▶ Given request
Each line of the listing must be transcribed exactly, except for the images, which should be excluded.

▶ Input data

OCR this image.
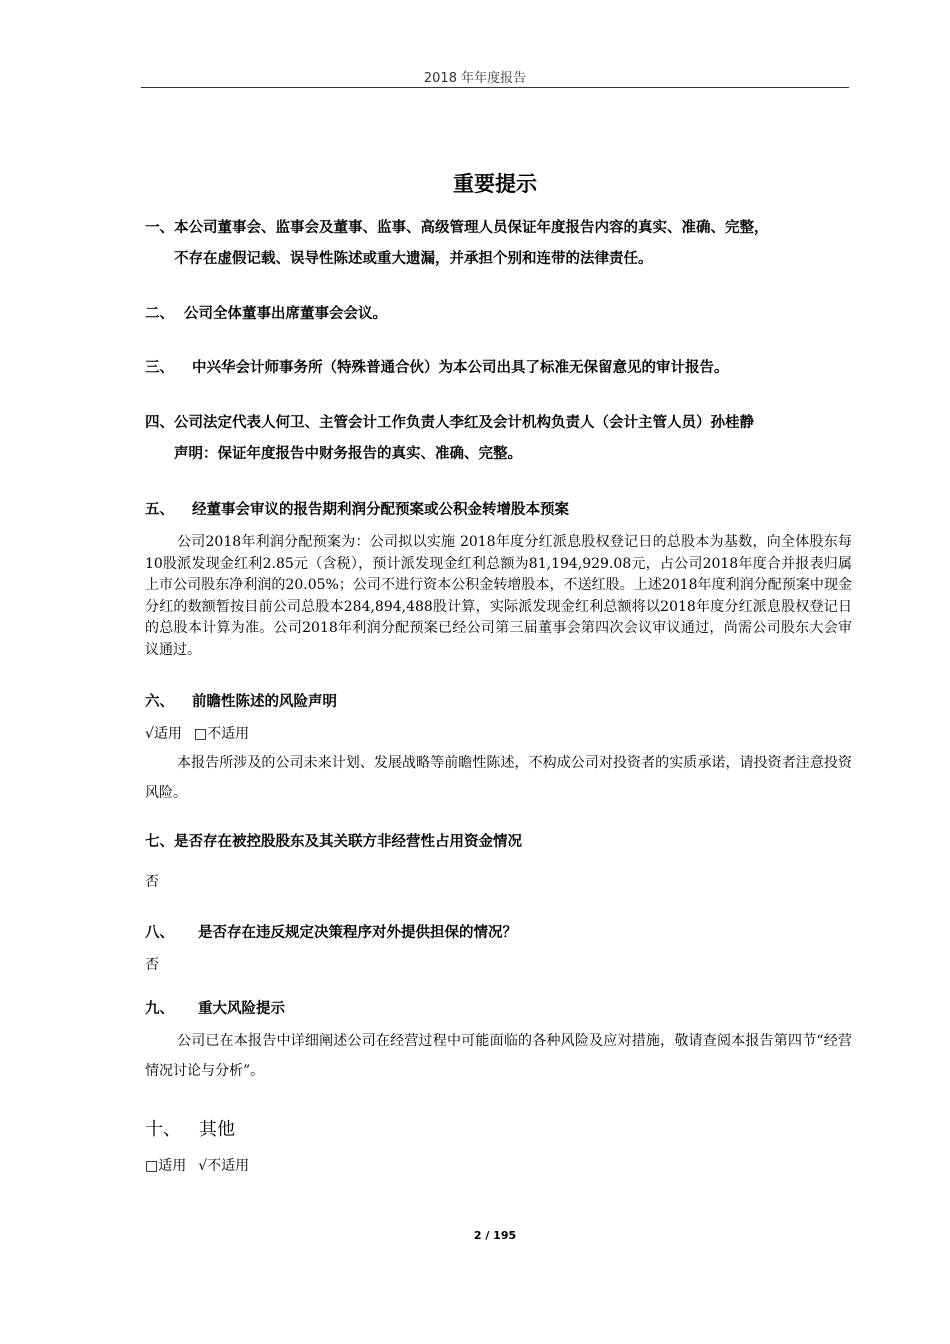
2018 年年度报告
重要提示
一、本公司董事会、监事会及董事、监事、高级管理人员保证年度报告内容的真实、准确、完整，
不存在虚假记载、误导性陈述或重大遗漏，并承担个别和连带的法律责任。
二、 公司全体董事出席董事会会议。
三、 中兴华会计师事务所（特殊普通合伙）为本公司出具了标准无保留意见的审计报告。
四、公司法定代表人何卫、主管会计工作负责人李红及会计机构负责人（会计主管人员）孙桂静
声明：保证年度报告中财务报告的真实、准确、完整。
五、 经董事会审议的报告期利润分配预案或公积金转增股本预案
公司2018年利润分配预案为：公司拟以实施 2018年度分红派息股权登记日的总股本为基数，向全体股东每10股派发现金红利2.85元（含税），预计派发现金红利总额为81,194,929.08元，占公司2018年度合并报表归属上市公司股东净利润的20.05%；公司不进行资本公积金转增股本，不送红股。上述2018年度利润分配预案中现金分红的数额暂按目前公司总股本284,894,488股计算，实际派发现金红利总额将以2018年度分红派息股权登记日的总股本计算为准。公司2018年利润分配预案已经公司第三届董事会第四次会议审议通过，尚需公司股东大会审议通过。
六、 前瞻性陈述的风险声明
√适用 □不适用
本报告所涉及的公司未来计划、发展战略等前瞻性陈述，不构成公司对投资者的实质承诺，请投资者注意投资风险。
七、是否存在被控股股东及其关联方非经营性占用资金情况
否
八、 是否存在违反规定决策程序对外提供担保的情况？
否
九、 重大风险提示
公司已在本报告中详细阐述公司在经营过程中可能面临的各种风险及应对措施，敬请查阅本报告第四节“经营情况讨论与分析”。
十、 其他
□适用 √不适用
2 / 195
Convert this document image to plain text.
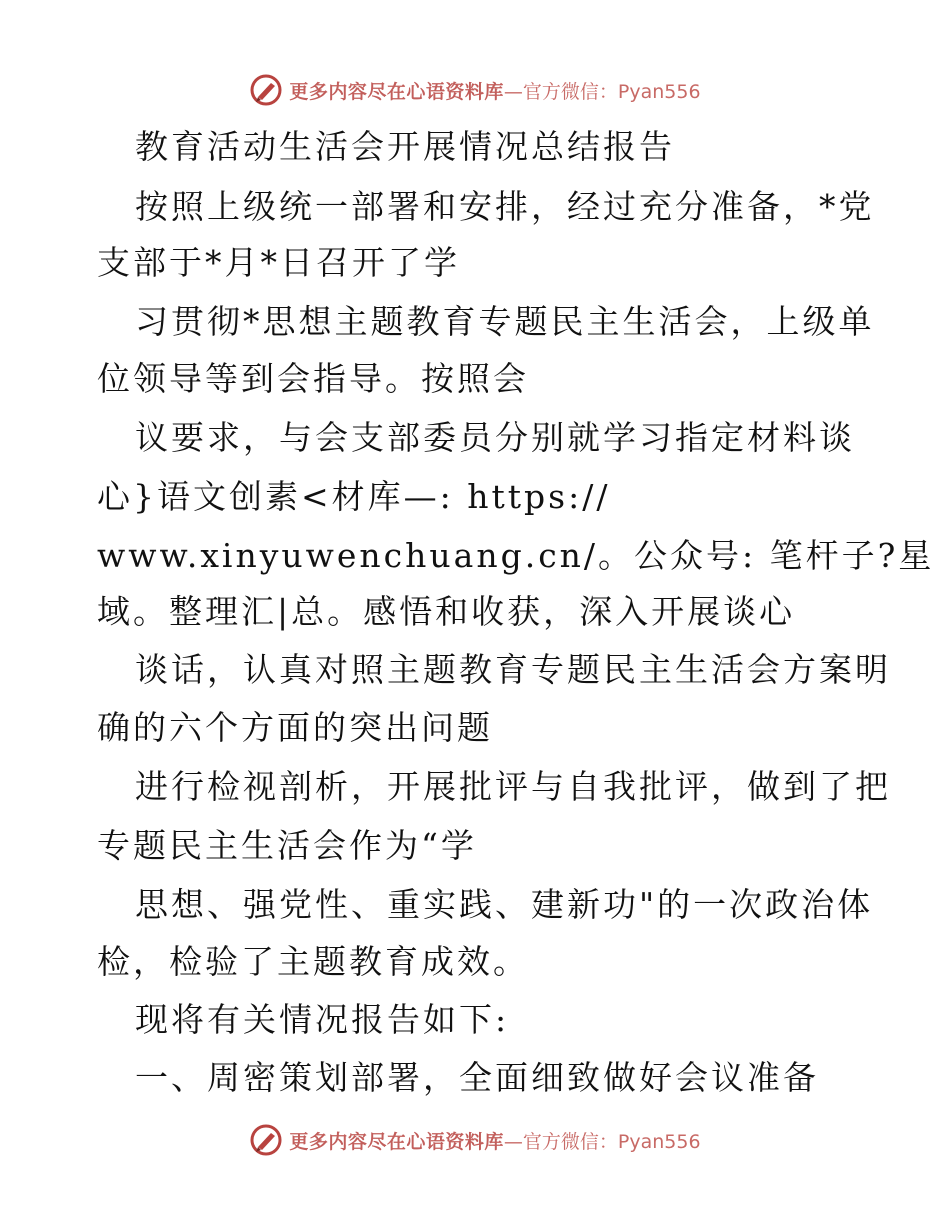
更多内容尽在心语资料库 —官方微信：Pyan556
教育活动生活会开展情况总结报告
按照上级统一部署和安排，经过充分准备，*党
支部于*月*日召开了学
习贯彻*思想主题教育专题民主生活会，上级单
位领导等到会指导。按照会
议要求，与会支部委员分别就学习指定材料谈
心}语文创素<材库—: https://
www.xinyuwenchuang.cn/。公众号: 笔杆子?星
域。整理汇|总。感悟和收获，深入开展谈心
谈话，认真对照主题教育专题民主生活会方案明
确的六个方面的突出问题
进行检视剖析，开展批评与自我批评，做到了把
专题民主生活会作为“学
思想、强党性、重实践、建新功"的一次政治体
检，检验了主题教育成效。
现将有关情况报告如下:
一、周密策划部署，全面细致做好会议准备
更多内容尽在心语资料库 —官方微信：Pyan556
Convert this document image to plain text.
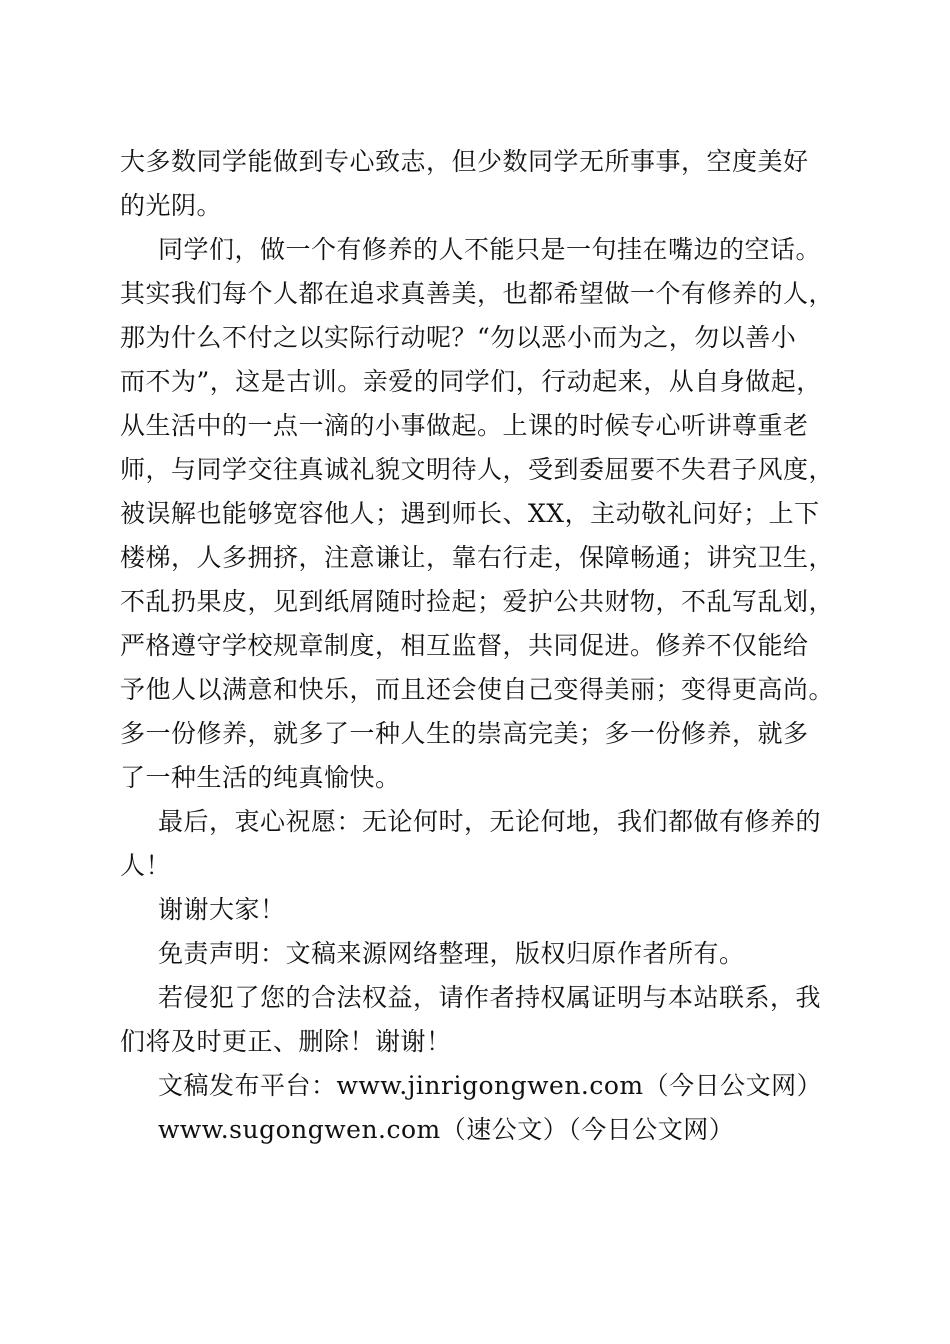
大多数同学能做到专心致志，但少数同学无所事事，空度美好
的光阴。

同学们，做一个有修养的人不能只是一句挂在嘴边的空话。
其实我们每个人都在追求真善美，也都希望做一个有修养的人，
那为什么不付之以实际行动呢？“勿以恶小而为之，勿以善小
而不为”，这是古训。亲爱的同学们，行动起来，从自身做起，
从生活中的一点一滴的小事做起。上课的时候专心听讲尊重老
师，与同学交往真诚礼貌文明待人，受到委屈要不失君子风度，
被误解也能够宽容他人；遇到师长、XX，主动敬礼问好；上下
楼梯，人多拥挤，注意谦让，靠右行走，保障畅通；讲究卫生，
不乱扔果皮，见到纸屑随时捡起；爱护公共财物，不乱写乱划，
严格遵守学校规章制度，相互监督，共同促进。修养不仅能给
予他人以满意和快乐，而且还会使自己变得美丽；变得更高尚。
多一份修养，就多了一种人生的崇高完美；多一份修养，就多
了一种生活的纯真愉快。

最后，衷心祝愿：无论何时，无论何地，我们都做有修养的
人！

谢谢大家！

免责声明：文稿来源网络整理，版权归原作者所有。

若侵犯了您的合法权益，请作者持权属证明与本站联系，我
们将及时更正、删除！谢谢！

文稿发布平台：www.jinrigongwen.com（今日公文网）

www.sugongwen.com（速公文）（今日公文网）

▶ Solution to the exercise
OCR this image.
2018 年年度报告
重要提示
一、本公司董事会、监事会及董事、监事、高级管理人员保证年度报告内容的真实、准确、完整，
不存在虚假记载、误导性陈述或重大遗漏，并承担个别和连带的法律责任。
二、 公司全体董事出席董事会会议。
三、 中兴华会计师事务所（特殊普通合伙）为本公司出具了标准无保留意见的审计报告。
四、公司法定代表人何卫、主管会计工作负责人李红及会计机构负责人（会计主管人员）孙桂静
声明：保证年度报告中财务报告的真实、准确、完整。
五、 经董事会审议的报告期利润分配预案或公积金转增股本预案
公司2018年利润分配预案为：公司拟以实施 2018年度分红派息股权登记日的总股本为基数，向全体股东每10股派发现金红利2.85元（含税），预计派发现金红利总额为81,194,929.08元，占公司2018年度合并报表归属上市公司股东净利润的20.05%；公司不进行资本公积金转增股本，不送红股。上述2018年度利润分配预案中现金分红的数额暂按目前公司总股本284,894,488股计算，实际派发现金红利总额将以2018年度分红派息股权登记日的总股本计算为准。公司2018年利润分配预案已经公司第三届董事会第四次会议审议通过，尚需公司股东大会审议通过。
六、 前瞻性陈述的风险声明
√适用 □不适用
本报告所涉及的公司未来计划、发展战略等前瞻性陈述，不构成公司对投资者的实质承诺，请投资者注意投资风险。
七、是否存在被控股股东及其关联方非经营性占用资金情况
否
八、 是否存在违反规定决策程序对外提供担保的情况？
否
九、 重大风险提示
公司已在本报告中详细阐述公司在经营过程中可能面临的各种风险及应对措施，敬请查阅本报告第四节“经营情况讨论与分析”。
十、 其他
□适用 √不适用
2 / 195
Convert this document image to plain text.
更多内容尽在心语资料库 —官方微信：Pyan556
教育活动生活会开展情况总结报告
按照上级统一部署和安排，经过充分准备，*党
支部于*月*日召开了学
习贯彻*思想主题教育专题民主生活会，上级单
位领导等到会指导。按照会
议要求，与会支部委员分别就学习指定材料谈
心}语文创素<材库—: https://
www.xinyuwenchuang.cn/。公众号: 笔杆子?星
域。整理汇|总。感悟和收获，深入开展谈心
谈话，认真对照主题教育专题民主生活会方案明
确的六个方面的突出问题
进行检视剖析，开展批评与自我批评，做到了把
专题民主生活会作为“学
思想、强党性、重实践、建新功"的一次政治体
检，检验了主题教育成效。
现将有关情况报告如下:
一、周密策划部署，全面细致做好会议准备
更多内容尽在心语资料库 —官方微信：Pyan556
Convert this document image to plain text.
大多数同学能做到专心致志，但少数同学无所事事，空度美好
的光阴。

同学们，做一个有修养的人不能只是一句挂在嘴边的空话。
其实我们每个人都在追求真善美，也都希望做一个有修养的人，
那为什么不付之以实际行动呢？“勿以恶小而为之，勿以善小
而不为”，这是古训。亲爱的同学们，行动起来，从自身做起，
从生活中的一点一滴的小事做起。上课的时候专心听讲尊重老
师，与同学交往真诚礼貌文明待人，受到委屈要不失君子风度，
被误解也能够宽容他人；遇到师长、XX，主动敬礼问好；上下
楼梯，人多拥挤，注意谦让，靠右行走，保障畅通；讲究卫生，
不乱扔果皮，见到纸屑随时捡起；爱护公共财物，不乱写乱划，
严格遵守学校规章制度，相互监督，共同促进。修养不仅能给
予他人以满意和快乐，而且还会使自己变得美丽；变得更高尚。
多一份修养，就多了一种人生的崇高完美；多一份修养，就多
了一种生活的纯真愉快。

最后，衷心祝愿：无论何时，无论何地，我们都做有修养的
人！

谢谢大家！

免责声明：文稿来源网络整理，版权归原作者所有。

若侵犯了您的合法权益，请作者持权属证明与本站联系，我
们将及时更正、删除！谢谢！

文稿发布平台：www.jinrigongwen.com（今日公文网）

www.sugongwen.com（速公文）（今日公文网）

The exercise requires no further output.